#### Data supplied ####

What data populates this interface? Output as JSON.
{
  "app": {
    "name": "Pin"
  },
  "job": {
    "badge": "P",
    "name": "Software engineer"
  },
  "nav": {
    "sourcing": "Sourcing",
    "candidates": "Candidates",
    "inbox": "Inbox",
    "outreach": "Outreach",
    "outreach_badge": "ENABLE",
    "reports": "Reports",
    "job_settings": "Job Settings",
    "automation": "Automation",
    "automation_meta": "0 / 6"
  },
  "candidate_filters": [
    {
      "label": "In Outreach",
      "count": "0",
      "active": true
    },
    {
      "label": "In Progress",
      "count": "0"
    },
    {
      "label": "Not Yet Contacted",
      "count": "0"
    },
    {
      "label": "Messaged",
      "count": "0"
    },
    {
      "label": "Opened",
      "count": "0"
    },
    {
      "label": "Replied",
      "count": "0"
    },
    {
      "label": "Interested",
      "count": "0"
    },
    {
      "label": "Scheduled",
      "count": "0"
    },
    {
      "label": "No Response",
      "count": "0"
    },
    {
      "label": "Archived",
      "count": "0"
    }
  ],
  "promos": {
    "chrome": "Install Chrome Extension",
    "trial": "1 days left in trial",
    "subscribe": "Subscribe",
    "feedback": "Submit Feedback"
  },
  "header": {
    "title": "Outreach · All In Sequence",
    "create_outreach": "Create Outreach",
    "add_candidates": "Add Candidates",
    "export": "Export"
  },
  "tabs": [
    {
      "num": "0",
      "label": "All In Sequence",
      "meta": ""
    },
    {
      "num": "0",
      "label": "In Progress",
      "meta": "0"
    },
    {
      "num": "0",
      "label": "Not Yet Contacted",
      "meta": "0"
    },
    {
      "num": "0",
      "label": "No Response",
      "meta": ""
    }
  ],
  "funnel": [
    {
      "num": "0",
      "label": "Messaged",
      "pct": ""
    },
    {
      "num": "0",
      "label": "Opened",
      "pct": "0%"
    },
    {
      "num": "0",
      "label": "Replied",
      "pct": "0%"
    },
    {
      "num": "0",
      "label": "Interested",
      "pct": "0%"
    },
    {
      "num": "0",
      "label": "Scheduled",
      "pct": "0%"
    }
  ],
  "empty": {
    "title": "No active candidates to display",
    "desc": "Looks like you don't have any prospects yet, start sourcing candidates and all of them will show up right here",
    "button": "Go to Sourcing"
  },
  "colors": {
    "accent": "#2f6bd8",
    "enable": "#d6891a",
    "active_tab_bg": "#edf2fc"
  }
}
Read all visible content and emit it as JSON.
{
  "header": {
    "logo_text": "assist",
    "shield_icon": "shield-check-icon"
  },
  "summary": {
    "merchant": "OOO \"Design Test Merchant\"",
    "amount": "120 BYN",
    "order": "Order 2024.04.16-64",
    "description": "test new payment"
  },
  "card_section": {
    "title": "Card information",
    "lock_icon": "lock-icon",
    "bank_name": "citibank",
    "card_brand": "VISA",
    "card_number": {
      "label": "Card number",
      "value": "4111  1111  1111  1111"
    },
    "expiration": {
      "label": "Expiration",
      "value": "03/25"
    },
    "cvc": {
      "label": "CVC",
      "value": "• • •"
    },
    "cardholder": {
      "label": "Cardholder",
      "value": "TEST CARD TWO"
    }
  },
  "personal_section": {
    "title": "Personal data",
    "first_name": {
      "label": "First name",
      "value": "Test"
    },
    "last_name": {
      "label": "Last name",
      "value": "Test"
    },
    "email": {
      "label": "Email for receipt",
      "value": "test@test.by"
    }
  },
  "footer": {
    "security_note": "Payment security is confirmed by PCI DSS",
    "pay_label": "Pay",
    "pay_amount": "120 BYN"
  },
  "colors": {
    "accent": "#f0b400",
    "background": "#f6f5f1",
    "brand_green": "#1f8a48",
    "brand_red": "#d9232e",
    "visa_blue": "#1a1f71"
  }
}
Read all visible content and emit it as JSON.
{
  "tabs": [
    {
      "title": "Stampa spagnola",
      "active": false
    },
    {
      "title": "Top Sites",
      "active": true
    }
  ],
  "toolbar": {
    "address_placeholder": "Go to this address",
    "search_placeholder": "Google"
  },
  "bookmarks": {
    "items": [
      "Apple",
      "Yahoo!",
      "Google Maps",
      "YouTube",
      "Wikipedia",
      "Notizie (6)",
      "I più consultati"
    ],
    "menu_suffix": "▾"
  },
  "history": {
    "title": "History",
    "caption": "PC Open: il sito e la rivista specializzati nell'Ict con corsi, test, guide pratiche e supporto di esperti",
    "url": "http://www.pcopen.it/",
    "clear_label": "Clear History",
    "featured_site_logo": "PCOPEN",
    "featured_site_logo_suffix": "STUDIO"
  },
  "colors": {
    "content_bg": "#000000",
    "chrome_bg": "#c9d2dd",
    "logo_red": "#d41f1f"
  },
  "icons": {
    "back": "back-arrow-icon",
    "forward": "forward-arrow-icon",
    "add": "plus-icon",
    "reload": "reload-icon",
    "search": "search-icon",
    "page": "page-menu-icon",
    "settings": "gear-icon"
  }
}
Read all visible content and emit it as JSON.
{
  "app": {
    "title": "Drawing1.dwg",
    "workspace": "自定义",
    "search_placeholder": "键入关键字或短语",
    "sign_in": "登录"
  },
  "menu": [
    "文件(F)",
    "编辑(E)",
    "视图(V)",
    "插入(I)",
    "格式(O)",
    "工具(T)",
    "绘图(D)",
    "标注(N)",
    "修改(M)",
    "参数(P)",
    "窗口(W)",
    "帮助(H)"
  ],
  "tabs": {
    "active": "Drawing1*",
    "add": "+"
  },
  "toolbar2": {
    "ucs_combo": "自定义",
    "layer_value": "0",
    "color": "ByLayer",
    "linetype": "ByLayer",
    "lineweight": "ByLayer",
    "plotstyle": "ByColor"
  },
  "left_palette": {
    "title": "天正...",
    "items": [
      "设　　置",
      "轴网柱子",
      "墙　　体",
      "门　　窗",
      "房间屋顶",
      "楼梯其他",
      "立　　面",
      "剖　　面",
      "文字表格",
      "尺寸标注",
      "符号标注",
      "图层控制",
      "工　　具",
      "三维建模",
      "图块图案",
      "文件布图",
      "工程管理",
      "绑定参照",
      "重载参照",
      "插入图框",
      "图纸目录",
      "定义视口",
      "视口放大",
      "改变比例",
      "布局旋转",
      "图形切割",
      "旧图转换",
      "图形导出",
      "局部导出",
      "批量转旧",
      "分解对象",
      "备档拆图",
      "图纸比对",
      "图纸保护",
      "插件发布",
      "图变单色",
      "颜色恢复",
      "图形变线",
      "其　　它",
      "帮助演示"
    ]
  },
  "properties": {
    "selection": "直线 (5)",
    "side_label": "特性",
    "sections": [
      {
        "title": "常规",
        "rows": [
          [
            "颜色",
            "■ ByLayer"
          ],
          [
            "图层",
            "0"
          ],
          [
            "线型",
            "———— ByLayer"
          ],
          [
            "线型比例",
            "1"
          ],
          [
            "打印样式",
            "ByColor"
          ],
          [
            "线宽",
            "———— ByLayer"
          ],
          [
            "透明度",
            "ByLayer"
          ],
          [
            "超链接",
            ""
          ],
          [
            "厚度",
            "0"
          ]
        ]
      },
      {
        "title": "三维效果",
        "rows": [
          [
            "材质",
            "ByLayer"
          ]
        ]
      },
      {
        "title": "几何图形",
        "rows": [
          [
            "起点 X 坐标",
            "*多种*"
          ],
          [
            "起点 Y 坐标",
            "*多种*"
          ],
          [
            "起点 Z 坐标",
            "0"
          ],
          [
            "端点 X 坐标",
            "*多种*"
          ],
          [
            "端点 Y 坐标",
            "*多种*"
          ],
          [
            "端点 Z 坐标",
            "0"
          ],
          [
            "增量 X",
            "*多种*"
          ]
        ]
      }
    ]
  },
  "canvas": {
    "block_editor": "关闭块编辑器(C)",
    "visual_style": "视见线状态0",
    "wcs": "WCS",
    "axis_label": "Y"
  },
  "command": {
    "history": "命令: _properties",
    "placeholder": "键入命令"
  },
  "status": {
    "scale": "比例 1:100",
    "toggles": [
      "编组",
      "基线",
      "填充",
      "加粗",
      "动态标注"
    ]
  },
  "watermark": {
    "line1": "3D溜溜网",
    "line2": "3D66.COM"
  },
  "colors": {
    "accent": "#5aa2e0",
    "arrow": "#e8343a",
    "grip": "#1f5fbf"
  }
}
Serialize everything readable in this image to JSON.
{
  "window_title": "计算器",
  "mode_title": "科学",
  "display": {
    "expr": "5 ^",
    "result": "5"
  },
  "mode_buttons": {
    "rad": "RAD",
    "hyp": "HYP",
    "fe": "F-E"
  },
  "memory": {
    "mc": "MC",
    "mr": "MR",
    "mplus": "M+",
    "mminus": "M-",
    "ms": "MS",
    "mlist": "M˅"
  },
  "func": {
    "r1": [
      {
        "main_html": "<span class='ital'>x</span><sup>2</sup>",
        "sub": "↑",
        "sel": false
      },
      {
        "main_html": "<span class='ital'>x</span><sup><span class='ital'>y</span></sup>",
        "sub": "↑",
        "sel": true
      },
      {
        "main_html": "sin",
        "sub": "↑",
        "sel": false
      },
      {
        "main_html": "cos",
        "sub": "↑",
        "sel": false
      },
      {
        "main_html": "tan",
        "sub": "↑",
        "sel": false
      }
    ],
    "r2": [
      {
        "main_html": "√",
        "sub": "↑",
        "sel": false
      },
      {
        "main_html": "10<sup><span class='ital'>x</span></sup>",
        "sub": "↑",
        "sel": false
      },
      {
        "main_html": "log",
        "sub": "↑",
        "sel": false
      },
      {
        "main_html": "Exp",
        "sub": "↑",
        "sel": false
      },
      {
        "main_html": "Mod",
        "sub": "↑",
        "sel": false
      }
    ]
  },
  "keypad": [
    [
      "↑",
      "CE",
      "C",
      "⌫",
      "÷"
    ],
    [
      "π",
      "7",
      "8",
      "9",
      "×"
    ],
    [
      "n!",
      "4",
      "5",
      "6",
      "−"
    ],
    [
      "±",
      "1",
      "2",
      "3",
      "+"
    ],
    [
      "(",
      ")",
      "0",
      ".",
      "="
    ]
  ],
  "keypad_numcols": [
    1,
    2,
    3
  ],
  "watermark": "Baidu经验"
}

####

_Task to carry out:_ Using the material above, report each line where "Google" occurs.

_Expected output:_
    "search_placeholder": "Google"
      "Google Maps",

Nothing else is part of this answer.